*To do:* Retype the material below. Keep every word exactly as it is.

*Data shown:*
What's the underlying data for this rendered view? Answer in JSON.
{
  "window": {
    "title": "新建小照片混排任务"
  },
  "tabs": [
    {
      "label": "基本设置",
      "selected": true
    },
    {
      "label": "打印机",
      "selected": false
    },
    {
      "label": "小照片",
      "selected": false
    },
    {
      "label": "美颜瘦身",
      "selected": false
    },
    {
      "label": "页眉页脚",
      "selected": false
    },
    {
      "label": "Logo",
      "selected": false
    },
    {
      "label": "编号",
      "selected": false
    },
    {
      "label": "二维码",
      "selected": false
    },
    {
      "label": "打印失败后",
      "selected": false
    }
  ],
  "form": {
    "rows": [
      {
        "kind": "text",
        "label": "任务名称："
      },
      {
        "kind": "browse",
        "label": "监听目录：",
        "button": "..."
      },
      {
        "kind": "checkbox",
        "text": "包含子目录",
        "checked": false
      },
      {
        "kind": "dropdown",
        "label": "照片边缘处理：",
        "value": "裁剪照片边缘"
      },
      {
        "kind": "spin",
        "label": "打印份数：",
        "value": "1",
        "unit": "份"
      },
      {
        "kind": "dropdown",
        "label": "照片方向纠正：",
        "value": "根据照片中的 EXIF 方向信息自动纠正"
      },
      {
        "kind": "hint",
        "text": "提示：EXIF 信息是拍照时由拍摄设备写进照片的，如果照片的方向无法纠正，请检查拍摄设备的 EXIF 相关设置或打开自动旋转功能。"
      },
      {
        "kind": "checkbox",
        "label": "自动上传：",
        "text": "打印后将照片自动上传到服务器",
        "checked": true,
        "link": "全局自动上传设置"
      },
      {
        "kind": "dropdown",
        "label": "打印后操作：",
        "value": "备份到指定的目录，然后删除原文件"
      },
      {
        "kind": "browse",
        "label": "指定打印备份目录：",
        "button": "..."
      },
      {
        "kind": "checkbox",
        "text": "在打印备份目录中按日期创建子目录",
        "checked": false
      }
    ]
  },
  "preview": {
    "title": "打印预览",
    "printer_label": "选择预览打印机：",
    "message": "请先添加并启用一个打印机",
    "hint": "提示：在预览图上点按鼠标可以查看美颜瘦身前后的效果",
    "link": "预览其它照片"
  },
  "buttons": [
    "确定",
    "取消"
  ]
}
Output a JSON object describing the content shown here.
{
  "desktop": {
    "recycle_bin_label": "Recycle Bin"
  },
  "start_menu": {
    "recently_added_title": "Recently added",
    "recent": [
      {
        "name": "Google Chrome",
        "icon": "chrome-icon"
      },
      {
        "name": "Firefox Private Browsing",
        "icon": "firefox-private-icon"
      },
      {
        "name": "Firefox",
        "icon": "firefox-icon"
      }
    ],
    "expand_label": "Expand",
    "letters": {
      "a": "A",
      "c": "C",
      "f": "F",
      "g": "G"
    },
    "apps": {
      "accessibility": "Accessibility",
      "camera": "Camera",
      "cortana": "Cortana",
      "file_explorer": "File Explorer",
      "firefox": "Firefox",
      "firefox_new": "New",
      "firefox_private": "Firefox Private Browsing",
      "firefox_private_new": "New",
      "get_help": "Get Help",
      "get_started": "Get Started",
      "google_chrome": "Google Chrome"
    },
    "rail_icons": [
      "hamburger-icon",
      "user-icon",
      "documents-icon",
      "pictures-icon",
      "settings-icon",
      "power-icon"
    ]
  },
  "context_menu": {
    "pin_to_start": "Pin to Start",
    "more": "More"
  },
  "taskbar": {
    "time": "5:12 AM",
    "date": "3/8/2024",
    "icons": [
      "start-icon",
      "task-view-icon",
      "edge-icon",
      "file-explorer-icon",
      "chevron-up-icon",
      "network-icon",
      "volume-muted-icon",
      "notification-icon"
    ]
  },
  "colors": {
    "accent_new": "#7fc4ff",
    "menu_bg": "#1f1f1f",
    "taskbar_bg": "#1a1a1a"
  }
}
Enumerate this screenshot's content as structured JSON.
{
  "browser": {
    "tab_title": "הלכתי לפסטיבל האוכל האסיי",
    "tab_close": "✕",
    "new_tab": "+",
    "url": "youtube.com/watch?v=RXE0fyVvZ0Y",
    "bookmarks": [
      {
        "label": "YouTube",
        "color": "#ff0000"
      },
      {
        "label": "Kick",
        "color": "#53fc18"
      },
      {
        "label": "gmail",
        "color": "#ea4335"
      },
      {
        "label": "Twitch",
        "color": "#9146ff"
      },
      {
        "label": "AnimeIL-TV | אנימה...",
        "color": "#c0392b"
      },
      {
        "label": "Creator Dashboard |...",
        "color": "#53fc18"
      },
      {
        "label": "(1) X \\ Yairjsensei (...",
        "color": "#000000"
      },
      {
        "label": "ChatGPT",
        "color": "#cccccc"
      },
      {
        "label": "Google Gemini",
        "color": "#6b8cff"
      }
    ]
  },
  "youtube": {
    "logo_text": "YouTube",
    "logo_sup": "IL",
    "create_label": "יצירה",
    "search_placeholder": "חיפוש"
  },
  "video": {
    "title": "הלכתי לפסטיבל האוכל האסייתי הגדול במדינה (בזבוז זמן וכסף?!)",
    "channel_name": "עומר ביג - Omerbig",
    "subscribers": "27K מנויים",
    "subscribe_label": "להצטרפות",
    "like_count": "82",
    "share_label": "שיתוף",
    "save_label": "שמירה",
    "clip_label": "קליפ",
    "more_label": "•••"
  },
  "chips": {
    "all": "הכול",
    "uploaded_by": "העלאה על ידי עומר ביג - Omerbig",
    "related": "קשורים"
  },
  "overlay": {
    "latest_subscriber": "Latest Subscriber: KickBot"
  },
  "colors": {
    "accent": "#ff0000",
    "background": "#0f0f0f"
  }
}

*Finished answer:*
What's the underlying data for this rendered view? Answer in JSON.
{
  "window": {
    "title": "新建小照片混排任务"
  },
  "tabs": [
    {
      "label": "基本设置",
      "selected": true
    },
    {
      "label": "打印机",
      "selected": false
    },
    {
      "label": "小照片",
      "selected": false
    },
    {
      "label": "美颜瘦身",
      "selected": false
    },
    {
      "label": "页眉页脚",
      "selected": false
    },
    {
      "label": "Logo",
      "selected": false
    },
    {
      "label": "编号",
      "selected": false
    },
    {
      "label": "二维码",
      "selected": false
    },
    {
      "label": "打印失败后",
      "selected": false
    }
  ],
  "form": {
    "rows": [
      {
        "kind": "text",
        "label": "任务名称："
      },
      {
        "kind": "browse",
        "label": "监听目录：",
        "button": "..."
      },
      {
        "kind": "checkbox",
        "text": "包含子目录",
        "checked": false
      },
      {
        "kind": "dropdown",
        "label": "照片边缘处理：",
        "value": "裁剪照片边缘"
      },
      {
        "kind": "spin",
        "label": "打印份数：",
        "value": "1",
        "unit": "份"
      },
      {
        "kind": "dropdown",
        "label": "照片方向纠正：",
        "value": "根据照片中的 EXIF 方向信息自动纠正"
      },
      {
        "kind": "hint",
        "text": "提示：EXIF 信息是拍照时由拍摄设备写进照片的，如果照片的方向无法纠正，请检查拍摄设备的 EXIF 相关设置或打开自动旋转功能。"
      },
      {
        "kind": "checkbox",
        "label": "自动上传：",
        "text": "打印后将照片自动上传到服务器",
        "checked": true,
        "link": "全局自动上传设置"
      },
      {
        "kind": "dropdown",
        "label": "打印后操作：",
        "value": "备份到指定的目录，然后删除原文件"
      },
      {
        "kind": "browse",
        "label": "指定打印备份目录：",
        "button": "..."
      },
      {
        "kind": "checkbox",
        "text": "在打印备份目录中按日期创建子目录",
        "checked": false
      }
    ]
  },
  "preview": {
    "title": "打印预览",
    "printer_label": "选择预览打印机：",
    "message": "请先添加并启用一个打印机",
    "hint": "提示：在预览图上点按鼠标可以查看美颜瘦身前后的效果",
    "link": "预览其它照片"
  },
  "buttons": [
    "确定",
    "取消"
  ]
}
Output a JSON object describing the content shown here.
{
  "desktop": {
    "recycle_bin_label": "Recycle Bin"
  },
  "start_menu": {
    "recently_added_title": "Recently added",
    "recent": [
      {
        "name": "Google Chrome",
        "icon": "chrome-icon"
      },
      {
        "name": "Firefox Private Browsing",
        "icon": "firefox-private-icon"
      },
      {
        "name": "Firefox",
        "icon": "firefox-icon"
      }
    ],
    "expand_label": "Expand",
    "letters": {
      "a": "A",
      "c": "C",
      "f": "F",
      "g": "G"
    },
    "apps": {
      "accessibility": "Accessibility",
      "camera": "Camera",
      "cortana": "Cortana",
      "file_explorer": "File Explorer",
      "firefox": "Firefox",
      "firefox_new": "New",
      "firefox_private": "Firefox Private Browsing",
      "firefox_private_new": "New",
      "get_help": "Get Help",
      "get_started": "Get Started",
      "google_chrome": "Google Chrome"
    },
    "rail_icons": [
      "hamburger-icon",
      "user-icon",
      "documents-icon",
      "pictures-icon",
      "settings-icon",
      "power-icon"
    ]
  },
  "context_menu": {
    "pin_to_start": "Pin to Start",
    "more": "More"
  },
  "taskbar": {
    "time": "5:12 AM",
    "date": "3/8/2024",
    "icons": [
      "start-icon",
      "task-view-icon",
      "edge-icon",
      "file-explorer-icon",
      "chevron-up-icon",
      "network-icon",
      "volume-muted-icon",
      "notification-icon"
    ]
  },
  "colors": {
    "accent_new": "#7fc4ff",
    "menu_bg": "#1f1f1f",
    "taskbar_bg": "#1a1a1a"
  }
}
Enumerate this screenshot's content as structured JSON.
{
  "browser": {
    "tab_title": "הלכתי לפסטיבל האוכל האסיי",
    "tab_close": "✕",
    "new_tab": "+",
    "url": "youtube.com/watch?v=RXE0fyVvZ0Y",
    "bookmarks": [
      {
        "label": "YouTube",
        "color": "#ff0000"
      },
      {
        "label": "Kick",
        "color": "#53fc18"
      },
      {
        "label": "gmail",
        "color": "#ea4335"
      },
      {
        "label": "Twitch",
        "color": "#9146ff"
      },
      {
        "label": "AnimeIL-TV | אנימה...",
        "color": "#c0392b"
      },
      {
        "label": "Creator Dashboard |...",
        "color": "#53fc18"
      },
      {
        "label": "(1) X \\ Yairjsensei (...",
        "color": "#000000"
      },
      {
        "label": "ChatGPT",
        "color": "#cccccc"
      },
      {
        "label": "Google Gemini",
        "color": "#6b8cff"
      }
    ]
  },
  "youtube": {
    "logo_text": "YouTube",
    "logo_sup": "IL",
    "create_label": "יצירה",
    "search_placeholder": "חיפוש"
  },
  "video": {
    "title": "הלכתי לפסטיבל האוכל האסייתי הגדול במדינה (בזבוז זמן וכסף?!)",
    "channel_name": "עומר ביג - Omerbig",
    "subscribers": "27K מנויים",
    "subscribe_label": "להצטרפות",
    "like_count": "82",
    "share_label": "שיתוף",
    "save_label": "שמירה",
    "clip_label": "קליפ",
    "more_label": "•••"
  },
  "chips": {
    "all": "הכול",
    "uploaded_by": "העלאה על ידי עומר ביג - Omerbig",
    "related": "קשורים"
  },
  "overlay": {
    "latest_subscriber": "Latest Subscriber: KickBot"
  },
  "colors": {
    "accent": "#ff0000",
    "background": "#0f0f0f"
  }
}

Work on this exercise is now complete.